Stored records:
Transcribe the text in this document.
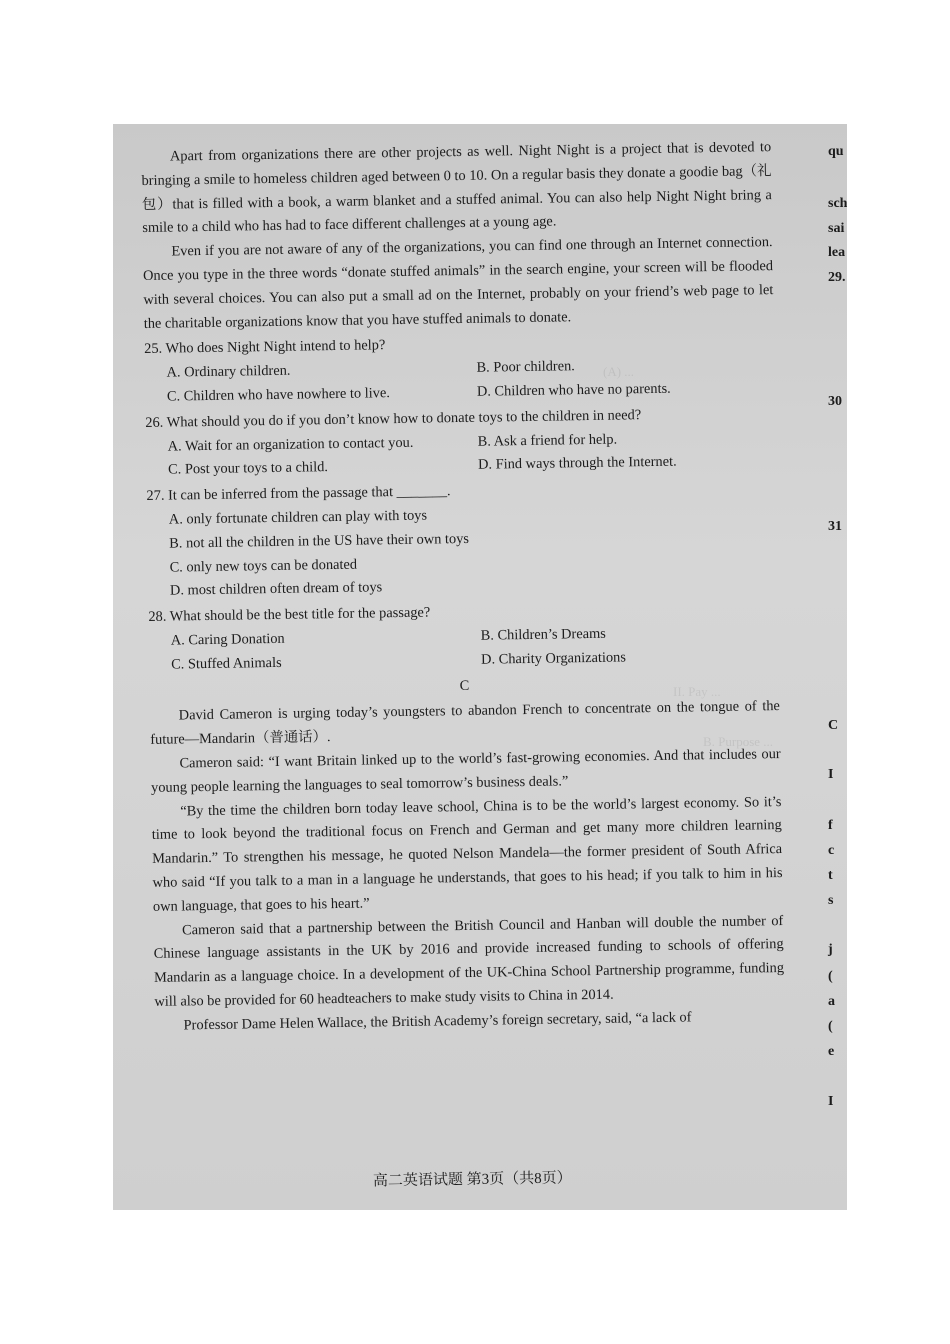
(A) ...
II. Pay ...
B. Purpose ...

Apart from organizations there are other projects as well. Night Night is a project that is devoted to bringing a smile to homeless children aged between 0 to 10. On a regular basis they donate a goodie bag（礼包）that is filled with a book, a warm blanket and a stuffed animal. You can also help Night Night bring a smile to a child who has had to face different challenges at a young age.

Even if you are not aware of any of the organizations, you can find one through an Internet connection. Once you type in the three words “donate stuffed animals” in the search engine, your screen will be flooded with several choices. You can also put a small ad on the Internet, probably on your friend’s web page to let the charitable organizations know that you have stuffed animals to donate.

25. Who does Night Night intend to help?

A. Ordinary children.	B. Poor children.

C. Children who have nowhere to live.	D. Children who have no parents.

26. What should you do if you don’t know how to donate toys to the children in need?

A. Wait for an organization to contact you.	B. Ask a friend for help.

C. Post your toys to a child.	D. Find ways through the Internet.

27. It can be inferred from the passage that _______.

A. only fortunate children can play with toys

B. not all the children in the US have their own toys

C. only new toys can be donated

D. most children often dream of toys

28. What should be the best title for the passage?

A. Caring Donation	B. Children’s Dreams

C. Stuffed Animals	D. Charity Organizations

C

David Cameron is urging today’s youngsters to abandon French to concentrate on the tongue of the future—Mandarin（普通话）.

Cameron said: “I want Britain linked up to the world’s fast-growing economies. And that includes our young people learning the languages to seal tomorrow’s business deals.”

“By the time the children born today leave school, China is to be the world’s largest economy. So it’s time to look beyond the traditional focus on French and German and get many more children learning Mandarin.” To strengthen his message, he quoted Nelson Mandela—the former president of South Africa who said “If you talk to a man in a language he understands, that goes to his head; if you talk to him in his own language, that goes to his heart.”

Cameron said that a partnership between the British Council and Hanban will double the number of Chinese language assistants in the UK by 2016 and provide increased funding to schools of offering Mandarin as a language choice. In a development of the UK-China School Partnership programme, funding will also be provided for 60 headteachers to make study visits to China in 2014.

Professor Dame Helen Wallace, the British Academy’s foreign secretary, said, “a lack of

高二英语试题 第3页（共8页）
qu
sch
sai
lea
29.
30
31
C
I
f
c
t
s
j
(
a
(
e
I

* [Task details]:
For each line in the data above that contains the string "should", extract the line.

* [Right answer]:
26. What should you do if you don’t know how to donate toys to the children in need?
28. What should be the best title for the passage?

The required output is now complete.